◆ WORK TO DO ◆
Within the material below, find each line bearing the word "name" and present it.

## start INPUT RECORDS

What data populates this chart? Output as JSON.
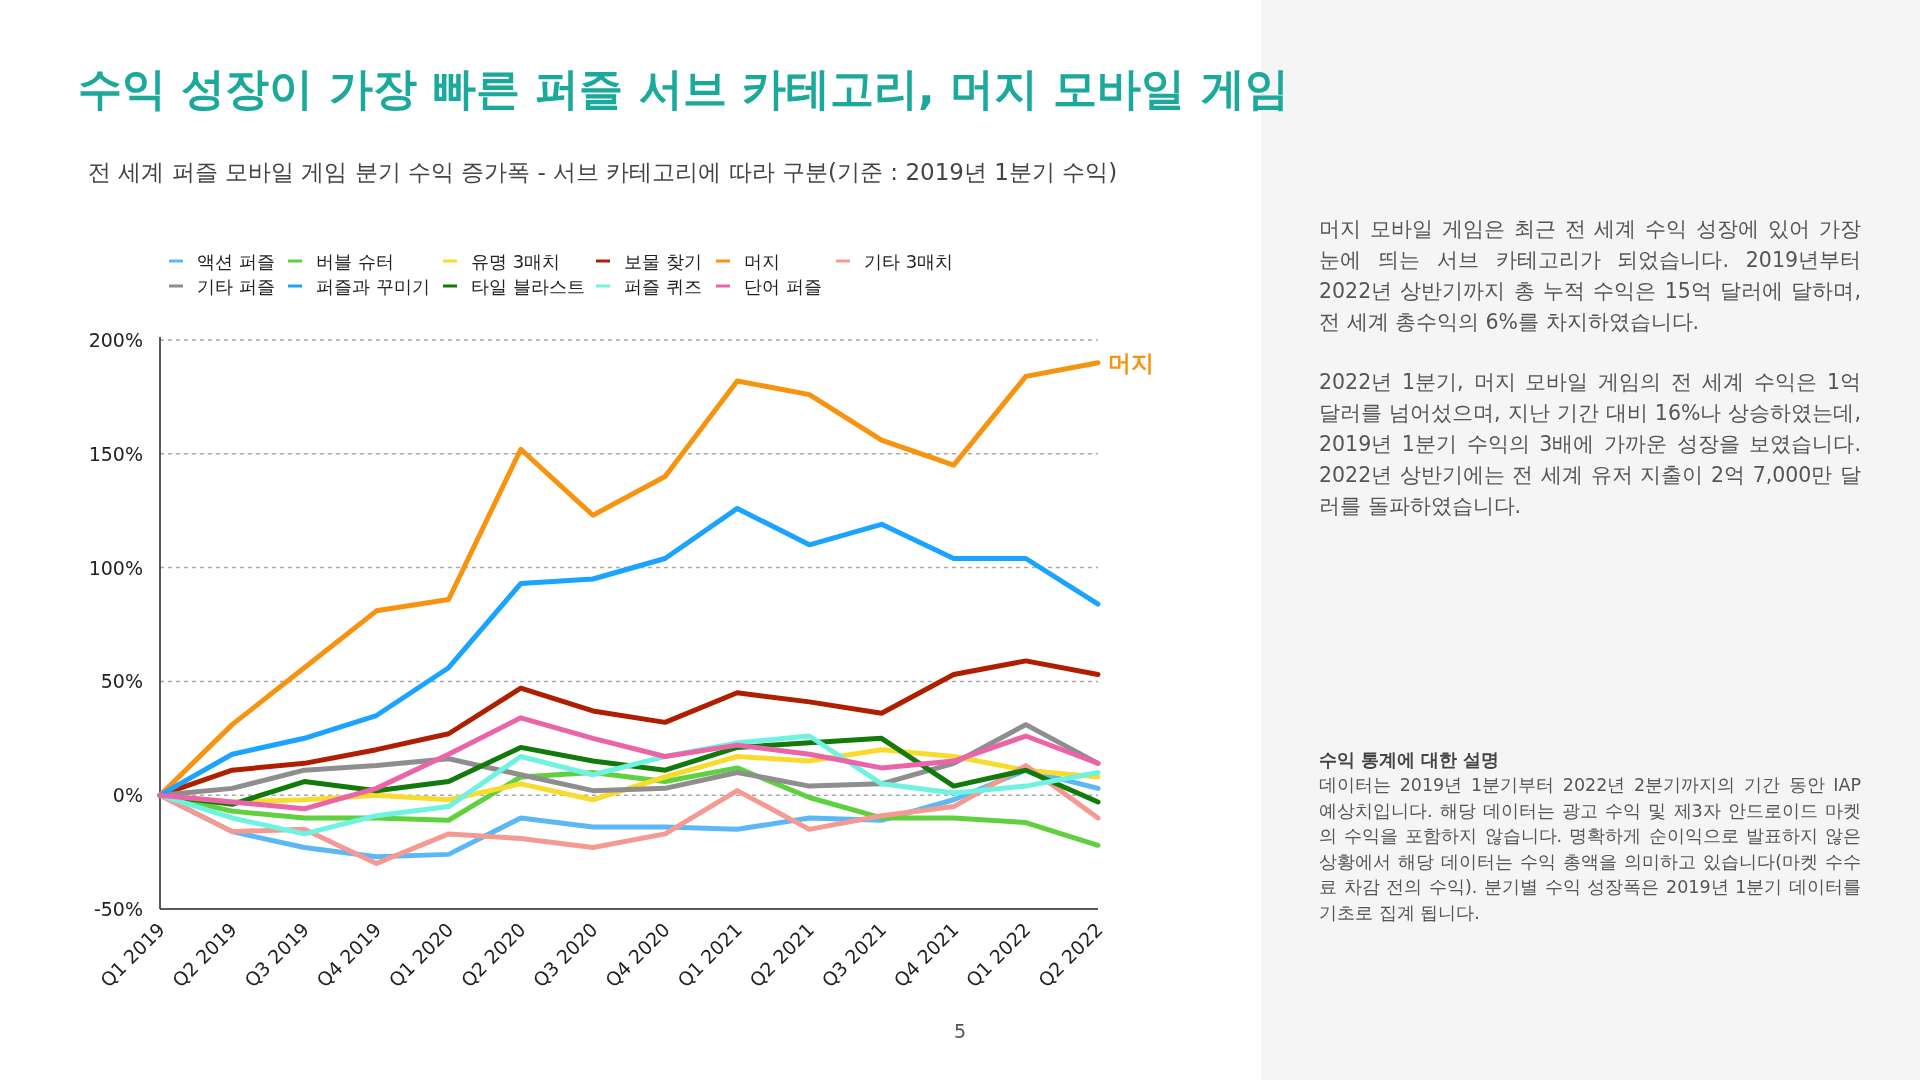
{
  "chart_data": {
    "type": "line",
    "title": "수익 성장이 가장 빠른 퍼즐 서브 카테고리, 머지 모바일 게임",
    "subtitle": "전 세계 퍼즐 모바일 게임 분기 수익 증가폭 - 서브 카테고리에 따라 구분(기준 : 2019년 1분기 수익)",
    "categories": [
      "Q1 2019",
      "Q2 2019",
      "Q3 2019",
      "Q4 2019",
      "Q1 2020",
      "Q2 2020",
      "Q3 2020",
      "Q4 2020",
      "Q1 2021",
      "Q2 2021",
      "Q3 2021",
      "Q4 2021",
      "Q1 2022",
      "Q2 2022"
    ],
    "series": [
      {
        "name": "액션 퍼즐",
        "color": "#5bb8f5",
        "values": [
          0,
          -16,
          -23,
          -27,
          -26,
          -10,
          -14,
          -14,
          -15,
          -10,
          -11,
          -2,
          11,
          3
        ]
      },
      {
        "name": "버블 슈터",
        "color": "#5fd13f",
        "values": [
          0,
          -7,
          -10,
          -10,
          -11,
          8,
          10,
          6,
          12,
          -1,
          -10,
          -10,
          -12,
          -22
        ]
      },
      {
        "name": "유명 3매치",
        "color": "#f7dc2f",
        "values": [
          0,
          -3,
          -2,
          0,
          -2,
          5,
          -2,
          8,
          17,
          15,
          20,
          17,
          11,
          8
        ]
      },
      {
        "name": "보물 찾기",
        "color": "#b01e00",
        "values": [
          0,
          11,
          14,
          20,
          27,
          47,
          37,
          32,
          45,
          41,
          36,
          53,
          59,
          53
        ]
      },
      {
        "name": "머지",
        "color": "#f7930f",
        "values": [
          0,
          31,
          56,
          81,
          86,
          152,
          123,
          140,
          182,
          176,
          156,
          145,
          184,
          190
        ]
      },
      {
        "name": "기타 3매치",
        "color": "#f59a92",
        "values": [
          0,
          -16,
          -15,
          -30,
          -17,
          -19,
          -23,
          -17,
          2,
          -15,
          -9,
          -5,
          13,
          -10
        ]
      },
      {
        "name": "기타 퍼즐",
        "color": "#8e8e8e",
        "values": [
          0,
          3,
          11,
          13,
          16,
          9,
          2,
          3,
          10,
          4,
          5,
          14,
          31,
          14
        ]
      },
      {
        "name": "퍼즐과 꾸미기",
        "color": "#1aa3ff",
        "values": [
          0,
          18,
          25,
          35,
          56,
          93,
          95,
          104,
          126,
          110,
          119,
          104,
          104,
          84
        ]
      },
      {
        "name": "타일 블라스트",
        "color": "#117a0a",
        "values": [
          0,
          -4,
          6,
          2,
          6,
          21,
          15,
          11,
          21,
          23,
          25,
          4,
          11,
          -3
        ]
      },
      {
        "name": "퍼즐 퀴즈",
        "color": "#6ff2e0",
        "values": [
          0,
          -10,
          -17,
          -9,
          -5,
          17,
          9,
          17,
          23,
          26,
          5,
          1,
          4,
          10
        ]
      },
      {
        "name": "단어 퍼즐",
        "color": "#eb64a8",
        "values": [
          0,
          -3,
          -6,
          3,
          18,
          34,
          25,
          17,
          22,
          18,
          12,
          15,
          26,
          14
        ]
      }
    ],
    "ylim": [
      -50,
      200
    ],
    "yticks": [
      {
        "value": -50,
        "label": "-50%"
      },
      {
        "value": 0,
        "label": "0%"
      },
      {
        "value": 50,
        "label": "50%"
      },
      {
        "value": 100,
        "label": "100%"
      },
      {
        "value": 150,
        "label": "150%"
      },
      {
        "value": 200,
        "label": "200%"
      }
    ],
    "grid": "y",
    "legend": "top",
    "annotations": [
      {
        "text": "머지",
        "x": "Q2 2022",
        "y": 190
      },
      "머지 모바일 게임은 최근 전 세계 수익 성장에 있어 가장 눈에 띄는 서브 카테고리가 되었습니다. 2019년부터 2022년 상반기까지 총 누적 수익은 15억 달러에 달하며, 전 세계 총수익의 6%를 차지하였습니다.",
      "2022년 1분기, 머지 모바일 게임의 전 세계 수익은 1억 달러를 넘어섰으며, 지난 기간 대비 16%나 상승하였는데, 2019년 1분기 수익의 3배에 가까운 성장을 보였습니다. 2022년 상반기에는 전 세계 유저 지출이 2억 7,000만 달러를 돌파하였습니다.",
      "수익 통계에 대한 설명",
      "데이터는 2019년 1분기부터 2022년 2분기까지의 기간 동안 IAP 예상치입니다. 해당 데이터는 광고 수익 및 제3자 안드로이드 마켓의 수익을 포함하지 않습니다. 명확하게 순이익으로 발표하지 않은 상황에서 해당 데이터는 수익 총액을 의미하고 있습니다(마켓 수수료 차감 전의 수익). 분기별 수익 성장폭은 2019년 1분기 데이터를 기초로 집계 됩니다.",
      "5"
    ]
  }
}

## end INPUT RECORDS

◆ TASK RESULT ◆
        "name": "액션 퍼즐",
        "name": "버블 슈터",
        "name": "유명 3매치",
        "name": "보물 찾기",
        "name": "머지",
        "name": "기타 3매치",
        "name": "기타 퍼즐",
        "name": "퍼즐과 꾸미기",
        "name": "타일 블라스트",
        "name": "퍼즐 퀴즈",
        "name": "단어 퍼즐",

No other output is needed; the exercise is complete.